WYBRANY FRAGMENT —
....

Wpis z mikrobloga

Powiedzcie mi, gdzie są te mityczne dobre zarobki w dużym mieście? Temat poniżej NIE DOTYCZY IT.

Z tego co widzę, to jest w nim ścisły podział na Juniora-Mida-Seniora. I na tego Mida są już bardzo duże wymagania. Oferty Juniorskie są wręcz śmiesznie niskie, niczym praca w Polsce powiatowej.

W mniejszych miastach nie ma takiego podziału, często wymagają mniej. Finalnie możesz znaleźć pracę w mniejszym mieście za lepszą stawkę jako po prostu Specjalista, co w dużym mieście byłoby Juniorem za mniejszy hajs i konieczność bycia "Areczkiem".

Zdecydowana większość ofert to wymagania z dupy. Patrzę na to i nie wierzę, że są ludzie, którzy ogarniają tyle programów, mają taką wiedzę i to wszystko w 2-3 lata doświadczenia XD Temat B2B pominę, to jest niezła beka, żeby jakiś młody, niedoświadczony miał zakładać działalność, odpowiadać majątkiem i rezygnować ze wszystkiego dla 3500-3800 zł na czysto.

....

PODANE DANE —
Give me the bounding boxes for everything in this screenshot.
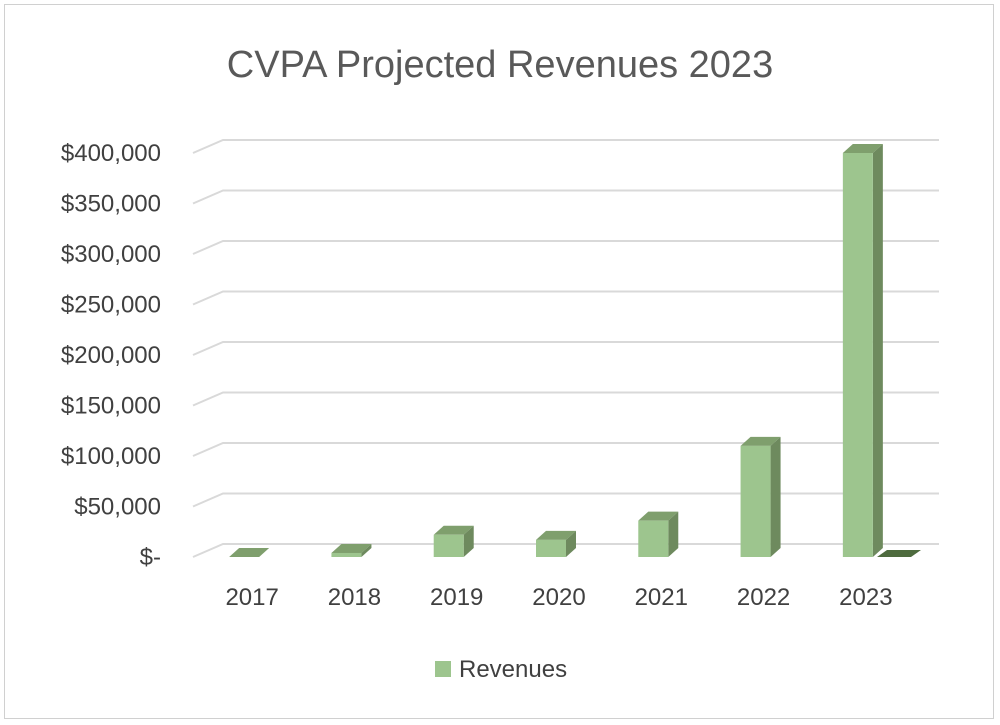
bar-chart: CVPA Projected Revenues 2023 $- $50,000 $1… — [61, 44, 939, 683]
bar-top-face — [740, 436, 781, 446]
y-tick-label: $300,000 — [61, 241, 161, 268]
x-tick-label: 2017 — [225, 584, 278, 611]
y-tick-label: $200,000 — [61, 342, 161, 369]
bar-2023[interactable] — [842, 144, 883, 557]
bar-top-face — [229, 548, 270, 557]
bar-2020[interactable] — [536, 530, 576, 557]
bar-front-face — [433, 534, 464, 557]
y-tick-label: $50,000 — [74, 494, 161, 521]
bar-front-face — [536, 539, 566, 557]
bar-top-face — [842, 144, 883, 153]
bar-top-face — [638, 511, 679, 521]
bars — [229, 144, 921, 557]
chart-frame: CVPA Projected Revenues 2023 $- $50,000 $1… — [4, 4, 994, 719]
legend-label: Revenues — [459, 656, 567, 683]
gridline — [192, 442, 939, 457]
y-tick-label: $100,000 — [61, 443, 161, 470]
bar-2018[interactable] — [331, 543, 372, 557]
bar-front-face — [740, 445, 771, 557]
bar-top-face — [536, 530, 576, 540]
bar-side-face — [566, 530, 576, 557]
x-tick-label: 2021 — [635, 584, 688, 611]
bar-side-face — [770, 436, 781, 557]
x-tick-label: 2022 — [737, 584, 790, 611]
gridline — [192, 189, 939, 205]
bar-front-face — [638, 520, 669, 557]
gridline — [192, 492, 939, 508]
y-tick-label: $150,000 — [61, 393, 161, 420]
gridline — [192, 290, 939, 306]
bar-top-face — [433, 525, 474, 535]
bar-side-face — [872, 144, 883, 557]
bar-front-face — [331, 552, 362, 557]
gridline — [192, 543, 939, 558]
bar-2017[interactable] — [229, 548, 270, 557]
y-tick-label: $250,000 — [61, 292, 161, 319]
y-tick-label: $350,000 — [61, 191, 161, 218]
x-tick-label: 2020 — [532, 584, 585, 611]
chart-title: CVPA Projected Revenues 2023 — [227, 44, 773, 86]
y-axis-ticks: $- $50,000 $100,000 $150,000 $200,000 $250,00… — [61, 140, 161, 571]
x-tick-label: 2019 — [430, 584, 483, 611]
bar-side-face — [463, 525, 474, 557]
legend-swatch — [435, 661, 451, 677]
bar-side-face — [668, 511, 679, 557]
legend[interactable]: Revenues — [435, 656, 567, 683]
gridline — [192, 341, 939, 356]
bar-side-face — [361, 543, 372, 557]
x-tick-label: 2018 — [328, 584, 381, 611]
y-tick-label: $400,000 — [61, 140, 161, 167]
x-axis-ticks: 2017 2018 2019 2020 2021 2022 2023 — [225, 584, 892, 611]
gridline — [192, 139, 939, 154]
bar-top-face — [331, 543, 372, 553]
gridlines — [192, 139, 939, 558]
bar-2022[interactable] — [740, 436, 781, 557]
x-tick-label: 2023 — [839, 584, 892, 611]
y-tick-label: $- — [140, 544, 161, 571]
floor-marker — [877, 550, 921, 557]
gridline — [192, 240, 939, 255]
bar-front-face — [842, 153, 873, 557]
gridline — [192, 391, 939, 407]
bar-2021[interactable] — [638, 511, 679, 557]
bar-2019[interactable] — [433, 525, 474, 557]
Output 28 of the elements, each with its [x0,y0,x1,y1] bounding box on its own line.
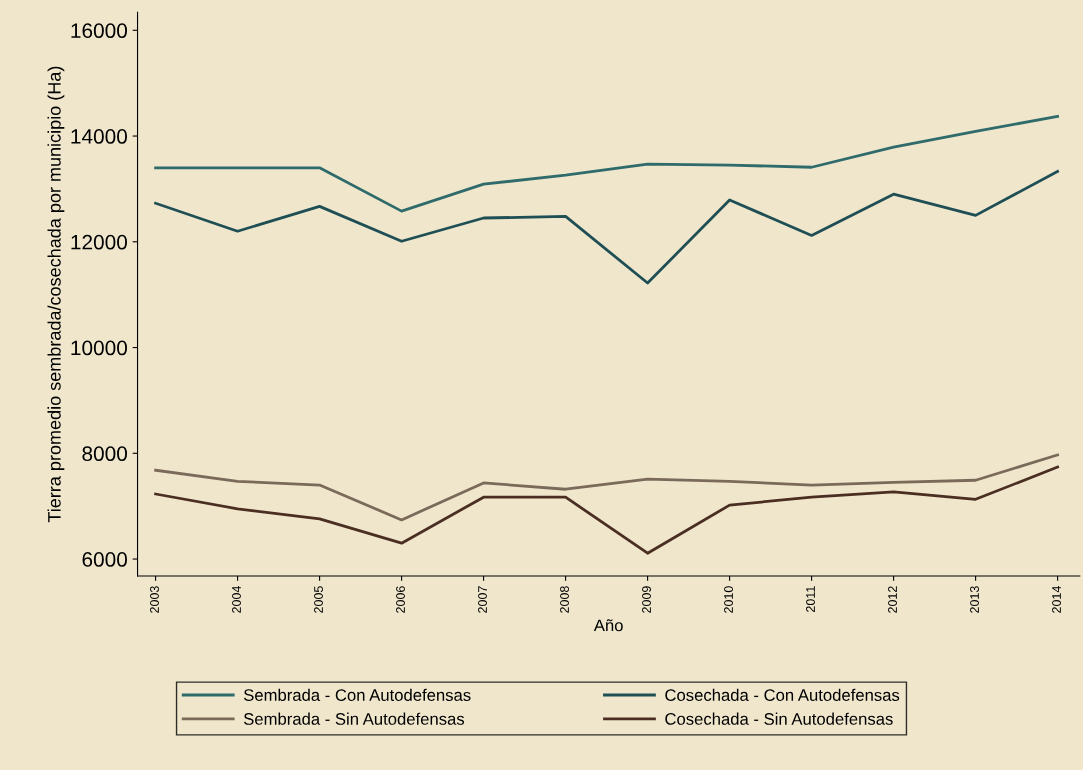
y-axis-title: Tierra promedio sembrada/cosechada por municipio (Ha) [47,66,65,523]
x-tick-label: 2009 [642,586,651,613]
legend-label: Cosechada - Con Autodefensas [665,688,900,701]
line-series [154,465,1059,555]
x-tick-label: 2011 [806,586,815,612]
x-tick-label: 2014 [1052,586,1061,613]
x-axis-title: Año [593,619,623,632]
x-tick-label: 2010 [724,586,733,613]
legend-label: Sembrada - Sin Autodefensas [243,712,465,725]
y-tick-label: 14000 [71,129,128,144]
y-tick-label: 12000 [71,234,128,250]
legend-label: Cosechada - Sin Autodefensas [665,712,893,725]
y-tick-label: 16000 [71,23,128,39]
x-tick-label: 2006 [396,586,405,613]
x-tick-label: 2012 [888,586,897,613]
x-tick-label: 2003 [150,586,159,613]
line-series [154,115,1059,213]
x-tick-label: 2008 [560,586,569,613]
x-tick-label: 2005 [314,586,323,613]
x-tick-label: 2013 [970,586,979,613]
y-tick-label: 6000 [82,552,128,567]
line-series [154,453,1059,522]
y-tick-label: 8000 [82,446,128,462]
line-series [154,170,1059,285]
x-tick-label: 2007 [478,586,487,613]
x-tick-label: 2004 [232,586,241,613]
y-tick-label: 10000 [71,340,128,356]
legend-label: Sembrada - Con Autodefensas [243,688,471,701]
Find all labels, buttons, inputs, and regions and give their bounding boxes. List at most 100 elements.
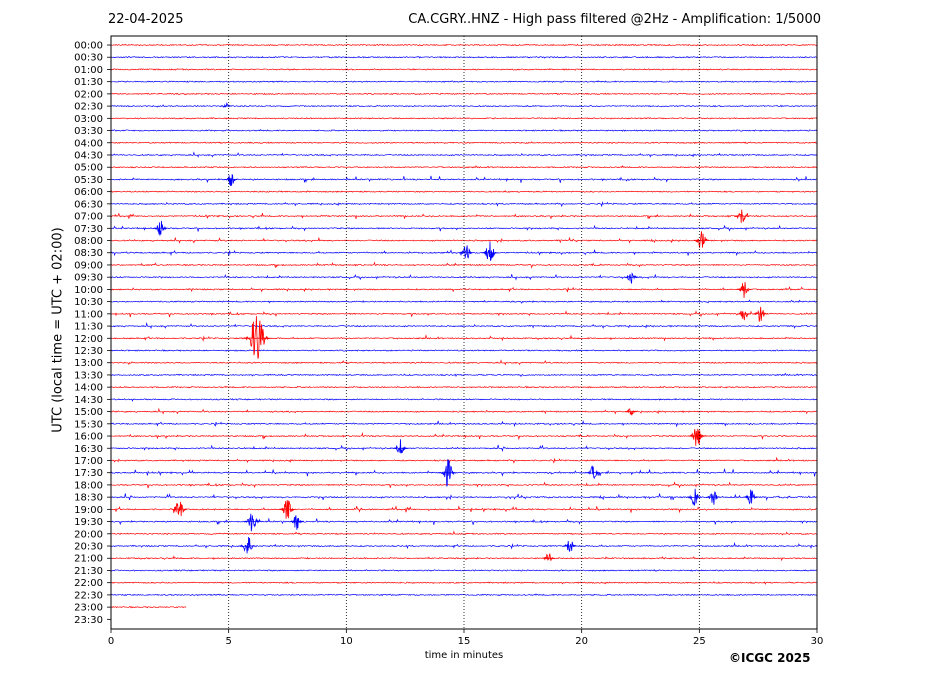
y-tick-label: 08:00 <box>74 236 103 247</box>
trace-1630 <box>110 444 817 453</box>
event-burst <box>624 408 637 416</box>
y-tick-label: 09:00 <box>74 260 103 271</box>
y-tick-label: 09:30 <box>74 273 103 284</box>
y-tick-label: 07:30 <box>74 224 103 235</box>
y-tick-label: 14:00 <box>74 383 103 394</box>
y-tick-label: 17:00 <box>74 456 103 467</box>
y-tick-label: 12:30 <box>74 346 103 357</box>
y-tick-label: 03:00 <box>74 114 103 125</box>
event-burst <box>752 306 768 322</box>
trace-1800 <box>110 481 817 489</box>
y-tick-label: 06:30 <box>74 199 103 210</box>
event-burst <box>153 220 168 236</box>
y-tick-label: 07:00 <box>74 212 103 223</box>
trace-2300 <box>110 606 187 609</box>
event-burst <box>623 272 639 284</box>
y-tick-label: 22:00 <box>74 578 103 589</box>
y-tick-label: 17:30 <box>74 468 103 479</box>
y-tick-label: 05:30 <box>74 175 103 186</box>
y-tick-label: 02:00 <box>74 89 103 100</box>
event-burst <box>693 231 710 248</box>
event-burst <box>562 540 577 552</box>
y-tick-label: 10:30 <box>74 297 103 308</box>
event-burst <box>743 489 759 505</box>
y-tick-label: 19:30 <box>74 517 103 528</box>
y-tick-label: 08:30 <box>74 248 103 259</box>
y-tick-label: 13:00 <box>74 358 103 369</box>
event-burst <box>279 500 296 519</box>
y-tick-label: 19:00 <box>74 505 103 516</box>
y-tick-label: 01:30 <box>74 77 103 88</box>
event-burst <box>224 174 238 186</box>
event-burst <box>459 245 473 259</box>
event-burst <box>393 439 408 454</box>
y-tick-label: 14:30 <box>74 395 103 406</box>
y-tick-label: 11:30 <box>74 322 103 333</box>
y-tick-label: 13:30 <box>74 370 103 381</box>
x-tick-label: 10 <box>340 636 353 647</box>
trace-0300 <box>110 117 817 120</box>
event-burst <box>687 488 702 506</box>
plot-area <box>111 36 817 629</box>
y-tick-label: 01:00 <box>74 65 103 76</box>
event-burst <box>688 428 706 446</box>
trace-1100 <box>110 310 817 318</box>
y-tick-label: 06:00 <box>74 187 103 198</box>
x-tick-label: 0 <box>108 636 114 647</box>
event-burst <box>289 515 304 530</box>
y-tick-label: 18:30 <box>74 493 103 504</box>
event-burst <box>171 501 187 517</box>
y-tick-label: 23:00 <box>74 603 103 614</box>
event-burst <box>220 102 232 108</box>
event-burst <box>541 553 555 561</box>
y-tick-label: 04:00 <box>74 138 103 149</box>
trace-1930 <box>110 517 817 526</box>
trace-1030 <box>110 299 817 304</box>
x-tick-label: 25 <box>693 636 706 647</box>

....

Jaką kwotę na czysto podaje wpis z mikrobloga, gdy mowa o młodej, niedoświadczonej osobie zakładającej działalność w ramach B2B? Opieraj się wyłącznie na wpisie z mikrobloga.

WYNIK PONIŻEJ —
3500–3800 zł na czysto.